**Extracted text**
Display Options Threshold/Breakthrough Mark All as Read Mark All as Unread
The Fine Print: The following comments are owned by whoever posted them. We are not responsible for them in any way.
  • (Score: 2) by ikanreed on Friday December 16 2016, @04:25PM

    by ikanreed (3164) on Friday December 16 2016, @04:25PM (#442080) Journal

    1. A neural net is an algorithm/system design that allows inputs to be associated with outputs through unknown hidden relationships, often surprisingly good at pattern matching tasks
    2. Add more hardware.
    3. ??????
    4. All religions now true because you invented god.

    • (Score: 0) by Anonymous Coward on Friday December 16 2016, @04:29PM

      by Anonymous Coward on Friday December 16 2016, @04:29PM (#442082)

      4. All religions now true because you invented god.

      Except those religions that believe in a benign god. Muahahahaha!

    • (Score: 2) by Thexalon on Friday December 16 2016, @04:45PM

      by Thexalon (636) Subscriber Badge on Friday December 16 2016, @04:45PM (#442091)

      4. All religions now true because you invented god.

      Wrong: Step 4 is always "PROFIT!"

      --
      The only thing that stops a bad guy with a compiler is a good guy with a compiler.
      • (Score: 5, Funny) by Uncle_Al on Friday December 16 2016, @05:13PM

        by Uncle_Al (1108) on Friday December 16 2016, @05:13PM (#442110)

        Step 4: PROPHET!

    • (Score: 2) by bob_super on Friday December 16 2016, @07:34PM

      by bob_super (1357) on Friday December 16 2016, @07:34PM (#442179)

      > 4. All religions now true because you invented god.

      Organized religions are based on belief. If you provide proof of God, people won't need structures to shape their belief and interaction with Her, causing all human-created religions to collapse.

      • (Score: 3, Insightful) by ikanreed on Friday December 16 2016, @07:53PM

        by ikanreed (3164) on Friday December 16 2016, @07:53PM (#442185) Journal

        Considering that this was intended as a mockery of transhumanism(as it exists in e-cults obsessed with it), the exact repercussions of their beliefs coming true weren't particularly important to me.

**Entries provided**
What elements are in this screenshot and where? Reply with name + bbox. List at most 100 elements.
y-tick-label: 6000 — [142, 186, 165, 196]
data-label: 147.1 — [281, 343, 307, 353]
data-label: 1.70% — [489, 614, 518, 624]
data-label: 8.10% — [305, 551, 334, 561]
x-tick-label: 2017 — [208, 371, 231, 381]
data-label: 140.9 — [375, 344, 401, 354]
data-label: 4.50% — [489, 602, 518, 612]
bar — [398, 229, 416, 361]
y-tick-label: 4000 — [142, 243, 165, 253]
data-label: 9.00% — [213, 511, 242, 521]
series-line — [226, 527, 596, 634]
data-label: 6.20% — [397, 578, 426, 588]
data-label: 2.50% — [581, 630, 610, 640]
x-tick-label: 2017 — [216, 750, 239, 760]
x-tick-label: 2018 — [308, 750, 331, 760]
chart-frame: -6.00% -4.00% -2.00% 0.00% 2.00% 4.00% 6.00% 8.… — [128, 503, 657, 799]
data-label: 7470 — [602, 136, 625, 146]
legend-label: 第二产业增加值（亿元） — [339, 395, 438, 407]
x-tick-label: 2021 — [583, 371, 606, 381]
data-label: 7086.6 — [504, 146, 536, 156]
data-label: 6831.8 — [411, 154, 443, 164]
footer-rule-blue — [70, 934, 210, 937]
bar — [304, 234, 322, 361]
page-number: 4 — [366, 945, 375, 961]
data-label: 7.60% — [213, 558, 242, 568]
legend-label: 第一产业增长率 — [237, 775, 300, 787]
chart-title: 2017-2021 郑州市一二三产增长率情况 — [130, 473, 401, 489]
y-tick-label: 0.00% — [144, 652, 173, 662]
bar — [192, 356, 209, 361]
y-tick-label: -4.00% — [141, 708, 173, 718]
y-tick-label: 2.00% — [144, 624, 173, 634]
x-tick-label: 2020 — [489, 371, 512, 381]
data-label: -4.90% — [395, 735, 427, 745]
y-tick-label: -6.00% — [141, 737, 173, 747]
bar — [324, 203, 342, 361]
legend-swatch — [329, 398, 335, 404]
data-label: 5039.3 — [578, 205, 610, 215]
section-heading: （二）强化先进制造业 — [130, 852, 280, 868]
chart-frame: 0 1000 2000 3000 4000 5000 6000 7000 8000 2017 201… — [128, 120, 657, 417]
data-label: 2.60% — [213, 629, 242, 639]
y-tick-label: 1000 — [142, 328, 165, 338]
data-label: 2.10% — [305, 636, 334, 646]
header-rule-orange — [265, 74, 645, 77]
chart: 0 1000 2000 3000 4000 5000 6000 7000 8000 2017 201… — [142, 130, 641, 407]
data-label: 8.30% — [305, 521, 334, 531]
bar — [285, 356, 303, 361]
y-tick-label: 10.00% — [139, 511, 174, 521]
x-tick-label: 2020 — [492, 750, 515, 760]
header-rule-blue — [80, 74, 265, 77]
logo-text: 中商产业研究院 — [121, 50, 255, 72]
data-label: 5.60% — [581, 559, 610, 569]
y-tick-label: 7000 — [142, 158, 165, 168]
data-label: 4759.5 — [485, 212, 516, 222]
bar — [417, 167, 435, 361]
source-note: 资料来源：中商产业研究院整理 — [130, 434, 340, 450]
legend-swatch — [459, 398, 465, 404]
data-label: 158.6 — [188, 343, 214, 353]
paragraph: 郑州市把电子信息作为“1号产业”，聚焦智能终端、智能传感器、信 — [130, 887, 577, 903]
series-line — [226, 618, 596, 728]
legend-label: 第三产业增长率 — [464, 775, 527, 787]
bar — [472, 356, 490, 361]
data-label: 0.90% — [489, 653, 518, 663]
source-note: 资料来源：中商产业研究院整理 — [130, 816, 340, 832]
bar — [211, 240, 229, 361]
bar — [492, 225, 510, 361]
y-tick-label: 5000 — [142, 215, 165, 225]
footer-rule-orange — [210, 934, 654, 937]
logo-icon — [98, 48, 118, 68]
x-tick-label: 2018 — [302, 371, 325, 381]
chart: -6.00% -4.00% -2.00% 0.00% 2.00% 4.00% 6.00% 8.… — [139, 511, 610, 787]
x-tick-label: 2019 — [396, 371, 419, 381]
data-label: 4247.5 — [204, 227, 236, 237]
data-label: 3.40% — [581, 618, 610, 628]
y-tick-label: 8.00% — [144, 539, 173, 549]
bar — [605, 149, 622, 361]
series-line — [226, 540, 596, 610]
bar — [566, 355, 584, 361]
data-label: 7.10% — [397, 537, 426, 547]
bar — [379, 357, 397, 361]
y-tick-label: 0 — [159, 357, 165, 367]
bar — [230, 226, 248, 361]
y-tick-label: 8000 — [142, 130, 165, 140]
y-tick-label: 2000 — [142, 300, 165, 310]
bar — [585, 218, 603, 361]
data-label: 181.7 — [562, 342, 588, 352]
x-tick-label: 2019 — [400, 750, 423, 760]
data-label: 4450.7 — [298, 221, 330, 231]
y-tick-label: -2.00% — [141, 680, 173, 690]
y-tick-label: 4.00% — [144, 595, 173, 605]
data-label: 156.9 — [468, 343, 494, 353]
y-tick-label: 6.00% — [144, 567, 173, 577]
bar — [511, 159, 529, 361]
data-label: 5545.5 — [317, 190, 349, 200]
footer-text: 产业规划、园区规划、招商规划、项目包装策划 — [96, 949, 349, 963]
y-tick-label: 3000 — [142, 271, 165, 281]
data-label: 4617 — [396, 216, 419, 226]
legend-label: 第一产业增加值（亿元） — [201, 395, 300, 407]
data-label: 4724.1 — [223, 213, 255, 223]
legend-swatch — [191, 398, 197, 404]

**Exercise description**
Reproduce the full comment thread from the top of the page, word for word and without omissions.

**Exercise result**
Display Options Threshold/Breakthrough Mark All as Read Mark All as Unread
The Fine Print: The following comments are owned by whoever posted them. We are not responsible for them in any way.
  • (Score: 2) by ikanreed on Friday December 16 2016, @04:25PM

    by ikanreed (3164) on Friday December 16 2016, @04:25PM (#442080) Journal

    1. A neural net is an algorithm/system design that allows inputs to be associated with outputs through unknown hidden relationships, often surprisingly good at pattern matching tasks
    2. Add more hardware.
    3. ??????
    4. All religions now true because you invented god.

    • (Score: 0) by Anonymous Coward on Friday December 16 2016, @04:29PM

      by Anonymous Coward on Friday December 16 2016, @04:29PM (#442082)

      4. All religions now true because you invented god.

      Except those religions that believe in a benign god. Muahahahaha!

    • (Score: 2) by Thexalon on Friday December 16 2016, @04:45PM

      by Thexalon (636) Subscriber Badge on Friday December 16 2016, @04:45PM (#442091)

      4. All religions now true because you invented god.

      Wrong: Step 4 is always "PROFIT!"

      --
      The only thing that stops a bad guy with a compiler is a good guy with a compiler.
      • (Score: 5, Funny) by Uncle_Al on Friday December 16 2016, @05:13PM

        by Uncle_Al (1108) on Friday December 16 2016, @05:13PM (#442110)

        Step 4: PROPHET!

    • (Score: 2) by bob_super on Friday December 16 2016, @07:34PM

      by bob_super (1357) on Friday December 16 2016, @07:34PM (#442179)

      > 4. All religions now true because you invented god.

      Organized religions are based on belief. If you provide proof of God, people won't need structures to shape their belief and interaction with Her, causing all human-created religions to collapse.

      • (Score: 3, Insightful) by ikanreed on Friday December 16 2016, @07:53PM

        by ikanreed (3164) on Friday December 16 2016, @07:53PM (#442185) Journal

        Considering that this was intended as a mockery of transhumanism(as it exists in e-cults obsessed with it), the exact repercussions of their beliefs coming true weren't particularly important to me.